Leave out the pictures and restate the rest of the data exactly.

# start of LISTED ENTRIES

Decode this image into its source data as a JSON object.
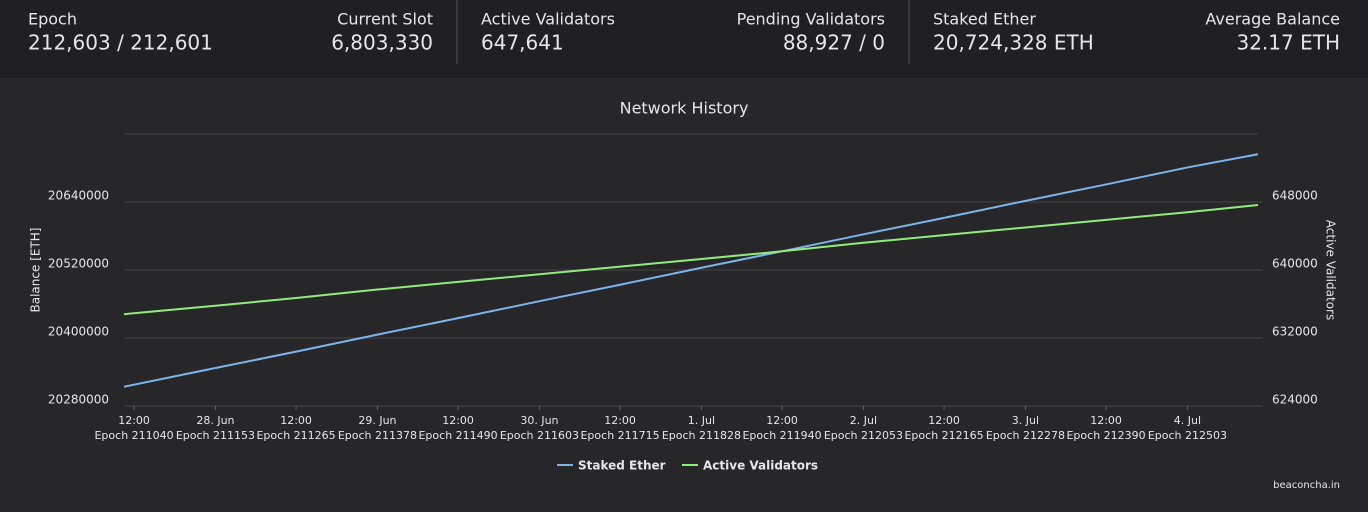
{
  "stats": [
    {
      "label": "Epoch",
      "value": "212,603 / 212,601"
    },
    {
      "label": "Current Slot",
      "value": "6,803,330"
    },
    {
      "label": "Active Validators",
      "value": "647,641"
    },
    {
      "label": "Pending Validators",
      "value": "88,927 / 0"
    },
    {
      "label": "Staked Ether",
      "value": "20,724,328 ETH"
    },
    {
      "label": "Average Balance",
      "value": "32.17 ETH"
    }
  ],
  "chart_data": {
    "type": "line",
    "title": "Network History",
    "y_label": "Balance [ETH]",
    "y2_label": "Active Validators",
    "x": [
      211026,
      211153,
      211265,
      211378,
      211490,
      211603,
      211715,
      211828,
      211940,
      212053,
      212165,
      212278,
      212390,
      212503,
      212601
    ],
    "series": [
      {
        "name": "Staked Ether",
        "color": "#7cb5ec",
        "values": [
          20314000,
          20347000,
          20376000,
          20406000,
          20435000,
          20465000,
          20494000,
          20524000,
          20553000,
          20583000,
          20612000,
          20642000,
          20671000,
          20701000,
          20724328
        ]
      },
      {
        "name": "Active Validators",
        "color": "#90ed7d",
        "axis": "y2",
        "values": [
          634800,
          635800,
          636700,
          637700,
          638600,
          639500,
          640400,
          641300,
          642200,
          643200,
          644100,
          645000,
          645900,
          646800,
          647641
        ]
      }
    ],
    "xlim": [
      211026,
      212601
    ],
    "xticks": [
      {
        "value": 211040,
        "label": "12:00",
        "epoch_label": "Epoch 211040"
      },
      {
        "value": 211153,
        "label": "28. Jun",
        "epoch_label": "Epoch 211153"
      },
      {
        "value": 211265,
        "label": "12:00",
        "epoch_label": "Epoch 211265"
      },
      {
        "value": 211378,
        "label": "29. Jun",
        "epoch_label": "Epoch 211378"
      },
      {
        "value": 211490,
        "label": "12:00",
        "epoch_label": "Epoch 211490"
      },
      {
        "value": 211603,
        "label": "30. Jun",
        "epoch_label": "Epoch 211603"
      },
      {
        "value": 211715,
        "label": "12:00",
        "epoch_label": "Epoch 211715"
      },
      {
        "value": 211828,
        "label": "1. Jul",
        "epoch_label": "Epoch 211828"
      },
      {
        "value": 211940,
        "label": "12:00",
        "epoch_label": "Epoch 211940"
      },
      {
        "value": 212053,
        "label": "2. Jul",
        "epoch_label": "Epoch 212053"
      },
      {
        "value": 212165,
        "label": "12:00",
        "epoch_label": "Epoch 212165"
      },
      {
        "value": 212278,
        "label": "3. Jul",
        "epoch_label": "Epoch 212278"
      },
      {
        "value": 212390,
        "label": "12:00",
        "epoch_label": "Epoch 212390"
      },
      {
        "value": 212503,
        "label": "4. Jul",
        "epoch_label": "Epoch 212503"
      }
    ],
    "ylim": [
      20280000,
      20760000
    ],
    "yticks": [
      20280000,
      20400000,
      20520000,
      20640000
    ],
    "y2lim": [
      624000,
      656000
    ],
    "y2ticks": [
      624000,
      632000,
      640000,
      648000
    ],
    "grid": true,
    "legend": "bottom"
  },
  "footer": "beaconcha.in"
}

# end of LISTED ENTRIES

**FINISHED EXERCISE**:
Decode this image into its source data as a JSON object.
{
  "stats": [
    {
      "label": "Epoch",
      "value": "212,603 / 212,601"
    },
    {
      "label": "Current Slot",
      "value": "6,803,330"
    },
    {
      "label": "Active Validators",
      "value": "647,641"
    },
    {
      "label": "Pending Validators",
      "value": "88,927 / 0"
    },
    {
      "label": "Staked Ether",
      "value": "20,724,328 ETH"
    },
    {
      "label": "Average Balance",
      "value": "32.17 ETH"
    }
  ],
  "chart_data": {
    "type": "line",
    "title": "Network History",
    "y_label": "Balance [ETH]",
    "y2_label": "Active Validators",
    "x": [
      211026,
      211153,
      211265,
      211378,
      211490,
      211603,
      211715,
      211828,
      211940,
      212053,
      212165,
      212278,
      212390,
      212503,
      212601
    ],
    "series": [
      {
        "name": "Staked Ether",
        "color": "#7cb5ec",
        "values": [
          20314000,
          20347000,
          20376000,
          20406000,
          20435000,
          20465000,
          20494000,
          20524000,
          20553000,
          20583000,
          20612000,
          20642000,
          20671000,
          20701000,
          20724328
        ]
      },
      {
        "name": "Active Validators",
        "color": "#90ed7d",
        "axis": "y2",
        "values": [
          634800,
          635800,
          636700,
          637700,
          638600,
          639500,
          640400,
          641300,
          642200,
          643200,
          644100,
          645000,
          645900,
          646800,
          647641
        ]
      }
    ],
    "xlim": [
      211026,
      212601
    ],
    "xticks": [
      {
        "value": 211040,
        "label": "12:00",
        "epoch_label": "Epoch 211040"
      },
      {
        "value": 211153,
        "label": "28. Jun",
        "epoch_label": "Epoch 211153"
      },
      {
        "value": 211265,
        "label": "12:00",
        "epoch_label": "Epoch 211265"
      },
      {
        "value": 211378,
        "label": "29. Jun",
        "epoch_label": "Epoch 211378"
      },
      {
        "value": 211490,
        "label": "12:00",
        "epoch_label": "Epoch 211490"
      },
      {
        "value": 211603,
        "label": "30. Jun",
        "epoch_label": "Epoch 211603"
      },
      {
        "value": 211715,
        "label": "12:00",
        "epoch_label": "Epoch 211715"
      },
      {
        "value": 211828,
        "label": "1. Jul",
        "epoch_label": "Epoch 211828"
      },
      {
        "value": 211940,
        "label": "12:00",
        "epoch_label": "Epoch 211940"
      },
      {
        "value": 212053,
        "label": "2. Jul",
        "epoch_label": "Epoch 212053"
      },
      {
        "value": 212165,
        "label": "12:00",
        "epoch_label": "Epoch 212165"
      },
      {
        "value": 212278,
        "label": "3. Jul",
        "epoch_label": "Epoch 212278"
      },
      {
        "value": 212390,
        "label": "12:00",
        "epoch_label": "Epoch 212390"
      },
      {
        "value": 212503,
        "label": "4. Jul",
        "epoch_label": "Epoch 212503"
      }
    ],
    "ylim": [
      20280000,
      20760000
    ],
    "yticks": [
      20280000,
      20400000,
      20520000,
      20640000
    ],
    "y2lim": [
      624000,
      656000
    ],
    "y2ticks": [
      624000,
      632000,
      640000,
      648000
    ],
    "grid": true,
    "legend": "bottom"
  },
  "footer": "beaconcha.in"
}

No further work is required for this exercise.